▶ _Exercise_
Work out how many lines in the listing below include the word "color". Give nothing but the number.

▶ _Entries supplied_
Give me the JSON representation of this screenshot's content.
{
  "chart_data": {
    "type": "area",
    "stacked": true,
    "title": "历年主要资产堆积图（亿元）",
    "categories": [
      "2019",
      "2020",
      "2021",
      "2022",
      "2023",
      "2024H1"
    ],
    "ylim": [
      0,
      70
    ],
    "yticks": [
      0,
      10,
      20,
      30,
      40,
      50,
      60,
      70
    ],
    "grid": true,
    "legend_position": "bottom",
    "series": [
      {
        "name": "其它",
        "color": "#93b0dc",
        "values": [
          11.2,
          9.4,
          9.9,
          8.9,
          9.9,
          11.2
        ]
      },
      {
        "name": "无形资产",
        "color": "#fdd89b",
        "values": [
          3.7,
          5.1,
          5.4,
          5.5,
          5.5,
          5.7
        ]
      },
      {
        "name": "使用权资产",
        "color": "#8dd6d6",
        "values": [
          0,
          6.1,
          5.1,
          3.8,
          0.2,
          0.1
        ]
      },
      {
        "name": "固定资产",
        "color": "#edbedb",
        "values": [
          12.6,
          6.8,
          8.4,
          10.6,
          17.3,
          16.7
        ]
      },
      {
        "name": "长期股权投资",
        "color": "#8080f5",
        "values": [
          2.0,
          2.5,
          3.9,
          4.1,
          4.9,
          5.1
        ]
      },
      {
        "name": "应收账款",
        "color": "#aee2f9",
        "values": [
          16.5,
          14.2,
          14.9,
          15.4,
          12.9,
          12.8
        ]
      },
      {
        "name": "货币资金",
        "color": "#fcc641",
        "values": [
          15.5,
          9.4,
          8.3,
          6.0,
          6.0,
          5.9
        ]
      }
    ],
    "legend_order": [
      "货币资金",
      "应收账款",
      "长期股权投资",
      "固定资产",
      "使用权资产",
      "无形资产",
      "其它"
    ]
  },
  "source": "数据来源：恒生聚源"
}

▶ _Response to the task_
7